■ STATED TASK
Return each line containing the string "grid".

■ MATERIAL TO PROCESS

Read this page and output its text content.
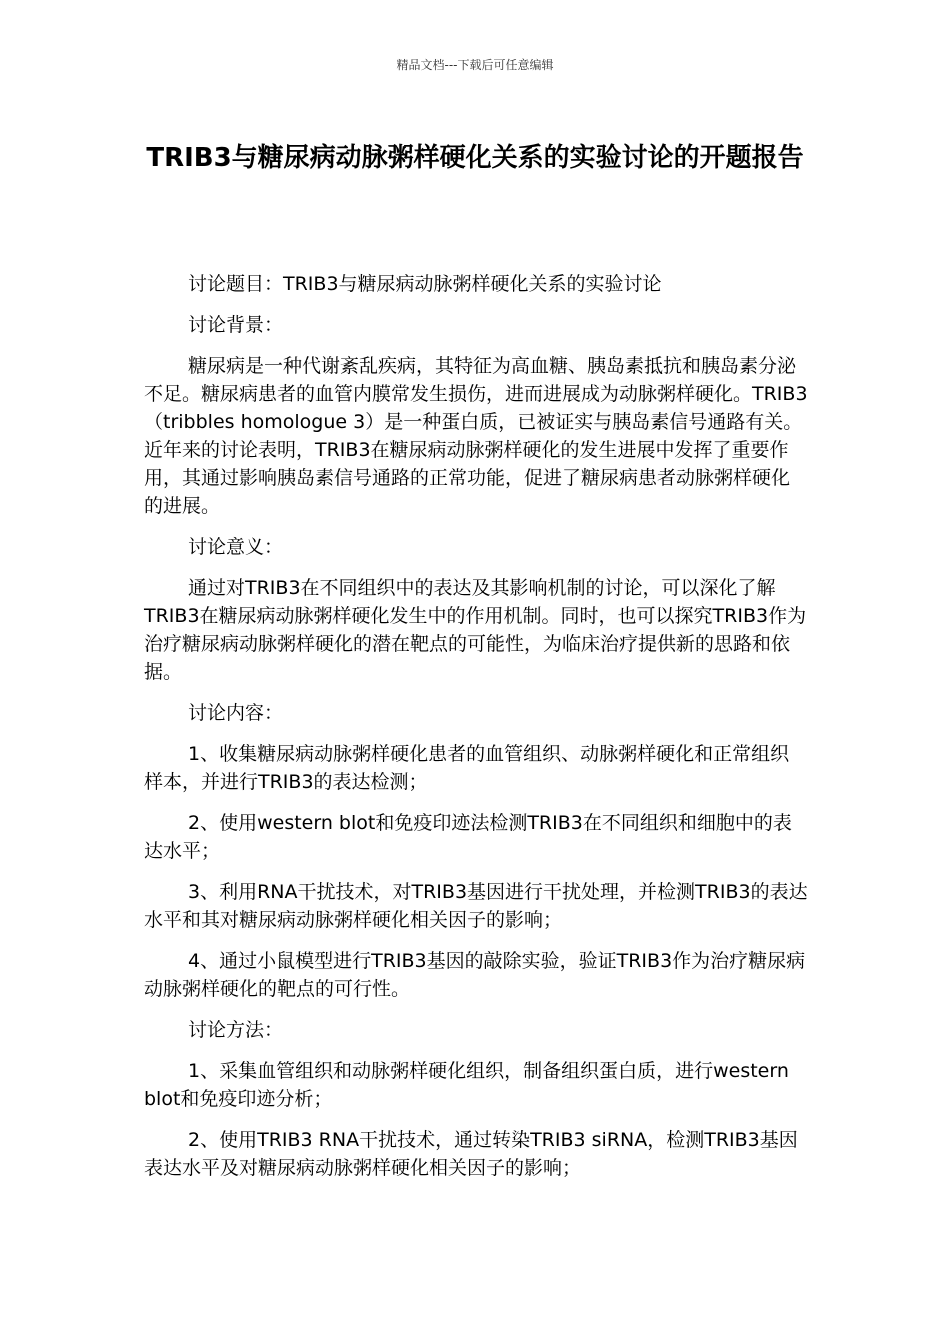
精品文档---下载后可任意编辑
TRIB3与糖尿病动脉粥样硬化关系的实验讨论的开题报告

讨论题目：TRIB3与糖尿病动脉粥样硬化关系的实验讨论

讨论背景：

糖尿病是一种代谢紊乱疾病，其特征为高血糖、胰岛素抵抗和胰岛素分泌不足。糖尿病患者的血管内膜常发生损伤，进而进展成为动脉粥样硬化。TRIB3（tribbles homologue 3）是一种蛋白质，已被证实与胰岛素信号通路有关。近年来的讨论表明，TRIB3在糖尿病动脉粥样硬化的发生进展中发挥了重要作用，其通过影响胰岛素信号通路的正常功能，促进了糖尿病患者动脉粥样硬化的进展。

讨论意义：

通过对TRIB3在不同组织中的表达及其影响机制的讨论，可以深化了解TRIB3在糖尿病动脉粥样硬化发生中的作用机制。同时，也可以探究TRIB3作为治疗糖尿病动脉粥样硬化的潜在靶点的可能性，为临床治疗提供新的思路和依据。

讨论内容：

1、收集糖尿病动脉粥样硬化患者的血管组织、动脉粥样硬化和正常组织样本，并进行TRIB3的表达检测；

2、使用western blot和免疫印迹法检测TRIB3在不同组织和细胞中的表达水平；

3、利用RNA干扰技术，对TRIB3基因进行干扰处理，并检测TRIB3的表达水平和其对糖尿病动脉粥样硬化相关因子的影响；

4、通过小鼠模型进行TRIB3基因的敲除实验，验证TRIB3作为治疗糖尿病动脉粥样硬化的靶点的可行性。

讨论方法：

1、采集血管组织和动脉粥样硬化组织，制备组织蛋白质，进行western blot和免疫印迹分析；

2、使用TRIB3 RNA干扰技术，通过转染TRIB3 siRNA，检测TRIB3基因表达水平及对糖尿病动脉粥样硬化相关因子的影响；
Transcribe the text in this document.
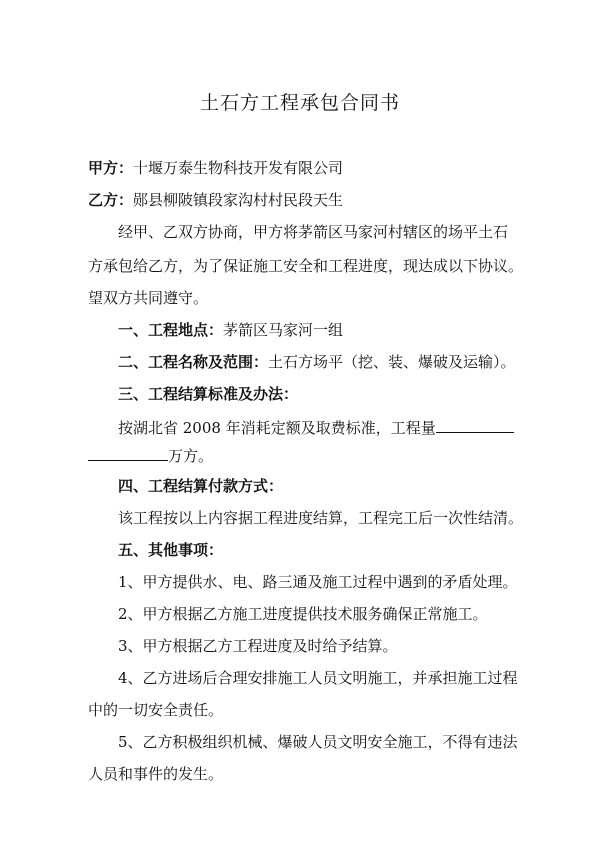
土石方工程承包合同书
甲方：十堰万泰生物科技开发有限公司
乙方：郧县柳陂镇段家沟村村民段天生
经甲、乙双方协商，甲方将茅箭区马家河村辖区的场平土石
方承包给乙方，为了保证施工安全和工程进度，现达成以下协议。
望双方共同遵守。
一、工程地点：茅箭区马家河一组
二、工程名称及范围：土石方场平（挖、装、爆破及运输）。
三、工程结算标准及办法：
按湖北省 2008 年消耗定额及取费标准，工程量
万方。
四、工程结算付款方式：
该工程按以上内容据工程进度结算，工程完工后一次性结清。
五、其他事项：
1、甲方提供水、电、路三通及施工过程中遇到的矛盾处理。
2、甲方根据乙方施工进度提供技术服务确保正常施工。
3、甲方根据乙方工程进度及时给予结算。
4、乙方进场后合理安排施工人员文明施工，并承担施工过程
中的一切安全责任。
5、乙方积极组织机械、爆破人员文明安全施工，不得有违法
人员和事件的发生。
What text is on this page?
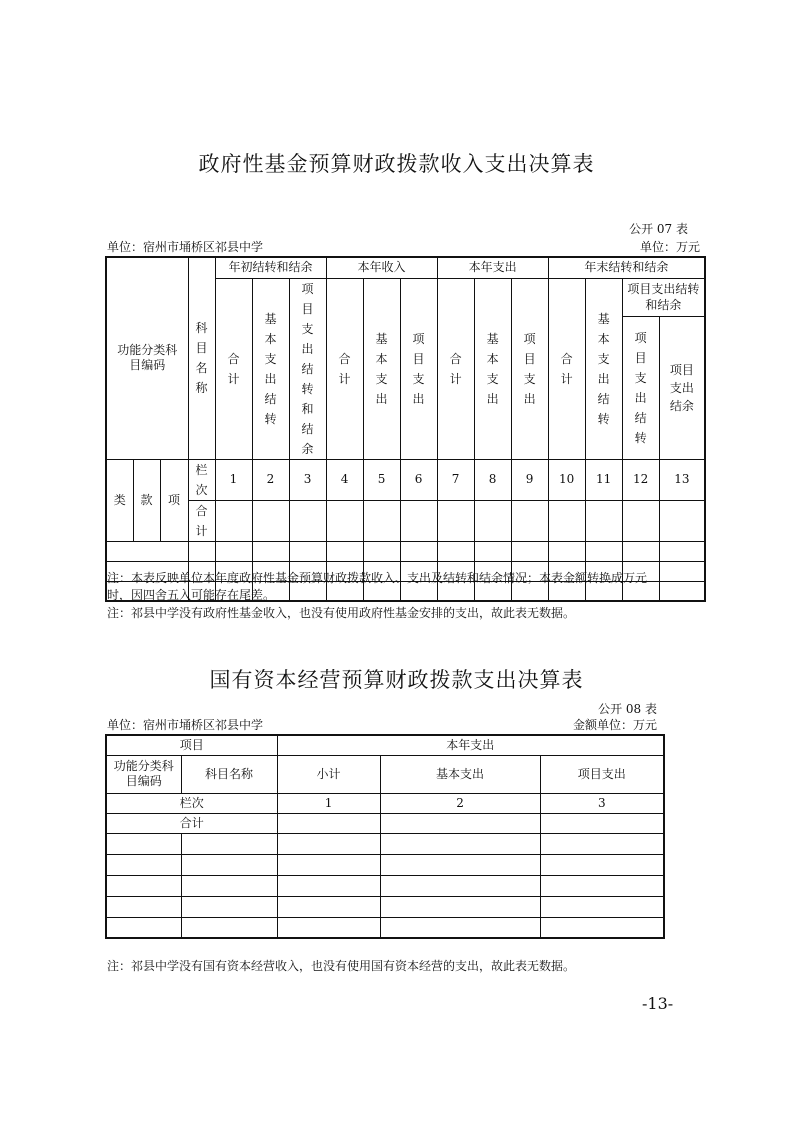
政府性基金预算财政拨款收入支出决算表
公开 07 表
单位：宿州市埇桥区祁县中学	单位：万元
功能分类科目编码			科目名称	年初结转和结余			本年收入			本年支出			年末结转和结余			
				合计	基本支出结转	项目支出结转和结余	合计	基本支出	项目支出	合计	基本支出	项目支出	合计	基本支出结转	项目支出结转和结余	
															项目支出结转	项目支出结余
类	款	项	栏次	1	2	3	4	5	6	7	8	9	10	11	12	13
			合计													

注：本表反映单位本年度政府性基金预算财政拨款收入、支出及结转和结余情况；本表金额转换成万元
时，因四舍五入可能存在尾差。
注：祁县中学没有政府性基金收入，也没有使用政府性基金安排的支出，故此表无数据。
国有资本经营预算财政拨款支出决算表
公开 08 表
单位：宿州市埇桥区祁县中学	金额单位：万元
项目		本年支出		
功能分类科目编码	科目名称	小计	基本支出	项目支出
栏次		1	2	3
合计				

注：祁县中学没有国有资本经营收入，也没有使用国有资本经营的支出，故此表无数据。
-13-
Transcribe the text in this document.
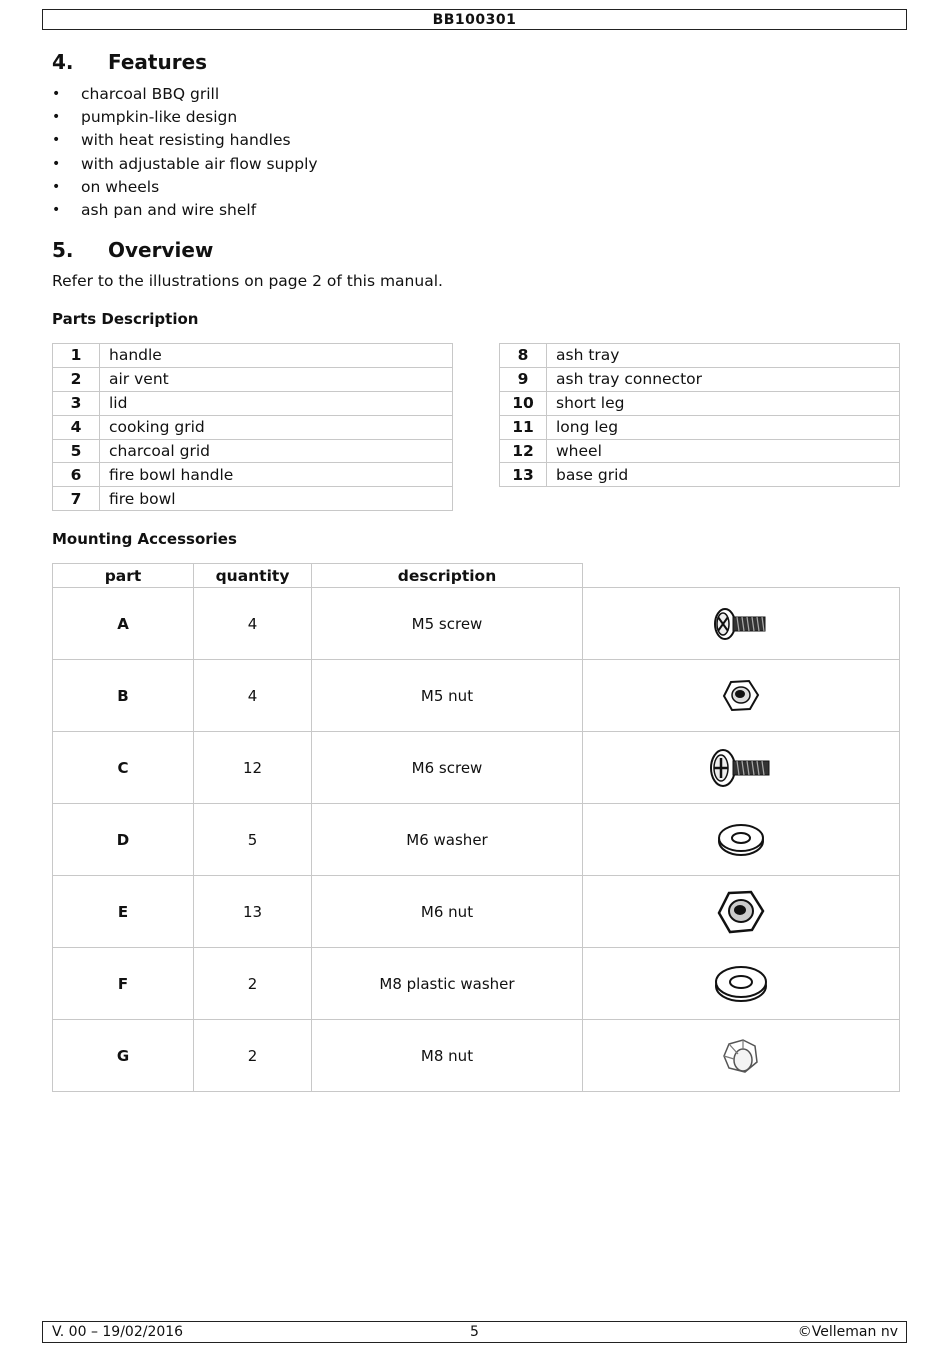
BB100301
4. Features
• charcoal BBQ grill
• pumpkin-like design
• with heat resisting handles
• with adjustable air flow supply
• on wheels
• ash pan and wire shelf
5. Overview
Refer to the illustrations on page 2 of this manual.
Parts Description
1	handle
2	air vent
3	lid
4	cooking grid
5	charcoal grid
6	fire bowl handle
7	fire bowl
8	ash tray
9	ash tray connector
10	short leg
11	long leg
12	wheel
13	base grid
Mounting Accessories
part	quantity	description	
A	4	M5 screw	

B	4	M5 nut	

C	12	M6 screw	

D	5	M6 washer	

E	13	M6 nut	

F	2	M8 plastic washer	

G	2	M8 nut	
V. 00 – 19/02/2016	5	©Velleman nv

■ EXPECTED ANSWER
4	cooking grid
5	charcoal grid
13	base grid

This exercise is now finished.